Source extract:
# # # # # # #

Despite his professional training, Allem remained true to a free, cubist, and surrealist way of working. Although he developed ambitious creations for animated film productions and even music videos like the one for Snoop Dogg feat Blakkamoore, he kept his passion for murals.
In addition to his participation in various artistic projects, he continues his career as an illustrator and director for artists, media, companies, and organizations. Allem works either as a solo artist or together with the crew Les Enfants Sauvages, which he founded.
Allem keeps his art hybrid by putting analog pictures into digital contexts. The artist combines graffiti in public spaces with animation and uses so-called augmented reality to create the illusion of graffiti in motion.
Ana María Ortiz aka Ana Marietta
Ana Marietta was born in Puerto Rico. There she graduated from the University of Puerto Rico in 2005. Eventually, she moved to Houston where she found herself in a totally new and at times intimidating surrounding full of opportunities and challenges. However, she is grateful for the chance that her artistic activity has taken her to places she never dreamed of visiting.
The artist believes that everyone should have access to art. Therefore, presenting her art in public spaces gives her great satisfaction.
Because of her scientific background, she often places imaginary animals and humanoid creatures at the center of her work. She creates imaginary animals that can fly underwater or swim through the air.
Ana Marietta enjoys inspiring people of all ages and uniting communities through art.
Ronald Cyrille aka B.Bird
Ronald Cyrille aka B.Bird is one of the most prominent members of the artistic community in the Caribbean. Born in Guadeloupe in 1984, he spent his childhood between Guadeloupe and the neighboring island of Dominica. Since B.Bird experienced life as a Frenchman in Dominica and then as a Dominican in Guadeloupe, he gained an open and comprehensive view of the Caribbean. Through his work, he returns to the different places of his eventful childhood. He immortalizes his homeland’s mythology and folklore in his paintings, which makes him a veritable visual storyteller.
Although today, B.Bird enjoys international recognition with his mythical creatures and mystical scenes, his greatest claim to fame so far was an engagement as an artist in residence at the glorious Memorial ACTe, the museum of the history of slavery in Guadeloupe’s main city Pointe-à-Pitre.
Danaé Brissonnet
Danaé Brissonnet is a French-Canadian artist from Quebec. Apart from street art, she dedicates herself to mask-making, puppetry, and also illustrating.

# # # # # # #

Supplied material:
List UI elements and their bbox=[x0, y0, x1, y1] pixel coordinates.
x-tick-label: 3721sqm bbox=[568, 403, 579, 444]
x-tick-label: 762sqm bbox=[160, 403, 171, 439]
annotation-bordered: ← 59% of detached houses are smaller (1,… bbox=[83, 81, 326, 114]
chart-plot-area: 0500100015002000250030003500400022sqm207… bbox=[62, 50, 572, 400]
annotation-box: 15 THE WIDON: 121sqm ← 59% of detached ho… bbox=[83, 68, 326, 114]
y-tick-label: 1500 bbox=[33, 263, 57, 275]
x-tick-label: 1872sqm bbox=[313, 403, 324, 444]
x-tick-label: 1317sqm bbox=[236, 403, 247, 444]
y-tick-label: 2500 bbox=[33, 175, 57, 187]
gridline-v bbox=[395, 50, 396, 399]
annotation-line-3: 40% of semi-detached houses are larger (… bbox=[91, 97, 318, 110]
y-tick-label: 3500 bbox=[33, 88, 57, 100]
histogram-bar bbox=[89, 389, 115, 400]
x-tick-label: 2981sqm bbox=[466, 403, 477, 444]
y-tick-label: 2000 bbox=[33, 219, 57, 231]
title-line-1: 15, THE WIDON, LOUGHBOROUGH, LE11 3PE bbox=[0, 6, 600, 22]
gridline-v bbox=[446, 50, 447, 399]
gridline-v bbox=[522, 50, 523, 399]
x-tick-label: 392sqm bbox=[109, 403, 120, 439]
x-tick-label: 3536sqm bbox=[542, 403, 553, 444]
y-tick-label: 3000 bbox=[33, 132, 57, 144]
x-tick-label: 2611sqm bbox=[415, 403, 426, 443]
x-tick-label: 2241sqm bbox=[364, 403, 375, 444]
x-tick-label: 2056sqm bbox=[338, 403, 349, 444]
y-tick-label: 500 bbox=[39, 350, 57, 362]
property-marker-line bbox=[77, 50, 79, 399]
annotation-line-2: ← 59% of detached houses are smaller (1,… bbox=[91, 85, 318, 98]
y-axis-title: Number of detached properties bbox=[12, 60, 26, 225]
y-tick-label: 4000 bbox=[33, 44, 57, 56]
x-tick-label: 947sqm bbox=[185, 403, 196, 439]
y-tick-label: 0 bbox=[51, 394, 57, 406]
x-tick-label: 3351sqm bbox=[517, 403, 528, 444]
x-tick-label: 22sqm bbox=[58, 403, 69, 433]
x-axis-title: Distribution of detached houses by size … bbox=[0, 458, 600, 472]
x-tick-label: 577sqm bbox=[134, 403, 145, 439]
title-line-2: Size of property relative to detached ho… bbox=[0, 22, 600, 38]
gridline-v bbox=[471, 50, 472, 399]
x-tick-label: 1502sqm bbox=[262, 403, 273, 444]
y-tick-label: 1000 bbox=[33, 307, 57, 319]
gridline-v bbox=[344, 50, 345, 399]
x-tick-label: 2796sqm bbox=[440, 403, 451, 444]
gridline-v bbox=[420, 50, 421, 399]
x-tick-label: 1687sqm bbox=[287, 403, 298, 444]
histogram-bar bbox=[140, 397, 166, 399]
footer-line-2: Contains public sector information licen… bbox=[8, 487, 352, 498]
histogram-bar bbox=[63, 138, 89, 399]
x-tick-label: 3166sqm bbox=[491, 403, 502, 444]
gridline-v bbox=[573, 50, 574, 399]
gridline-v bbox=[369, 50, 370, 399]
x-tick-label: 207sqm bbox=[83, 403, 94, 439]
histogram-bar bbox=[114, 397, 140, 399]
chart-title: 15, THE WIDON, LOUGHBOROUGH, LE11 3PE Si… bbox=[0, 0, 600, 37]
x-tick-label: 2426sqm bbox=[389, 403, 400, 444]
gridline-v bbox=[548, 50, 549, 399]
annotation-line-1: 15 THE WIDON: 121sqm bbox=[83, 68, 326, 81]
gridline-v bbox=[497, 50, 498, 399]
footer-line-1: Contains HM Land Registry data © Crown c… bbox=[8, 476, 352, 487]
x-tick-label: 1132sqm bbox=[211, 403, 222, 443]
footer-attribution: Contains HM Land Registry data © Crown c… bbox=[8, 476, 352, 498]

# # # # # # #

Set exercise:
Resume the street artist profiles above, picking up right after the last line about Danaé Brissonnet.

Right answer:
To her, working as an artist is far more than just creating something pretty. She invites her audience into a world full of symbolism, myths, and metaphors. Also, she needs to immerse in the culture’n’community of the places where she leaves her mystical traces on façades and walls for instance by organizing workshops.
You can find Brissonnet’s elaborate fantastical and very colorful murals in many European cities, but also in northern and western Africa, the US, Canada, Mexico, and India. I saw her work for the first time during my stay in Morocco’s capital Rabat, and I was immediately intrigued by the imaginative figures that she depicts with impressive attention to detail.
I’ve introduced Danaé Brissonnet in my post JIDAR Street Art Festival – How Rabat Celebrates International Urban Art, and also in my post on urban art in Guadeloupe where she painted a fabulously surrealistic mural in Port Louis.
Brothers of Light
In 2015, siblings Elna and Gab founded the multidisciplinary artist duo Brothers of Light. They were guided by their mother’s desire they ought to join forces and do good. So after her death, they began to work together under this optimistic and promising name.
In their work, the brothers bring together ancient cultures and symbols with their childhood memories, but they are also inspired by their recollections from travels around the world.
They work on canvas, wood, and metal as well as on the walls of many cities, obviously, applying a wide variety of media and techniques.
Over the years of the shared creative process, they developed a mutual visual language that consists of naive motifs and dreamy figures in light colors. Hence, Brothers of Light: Because
at the end of the day, their goal is to spread light and positivity through their work and have a positive impact on the world.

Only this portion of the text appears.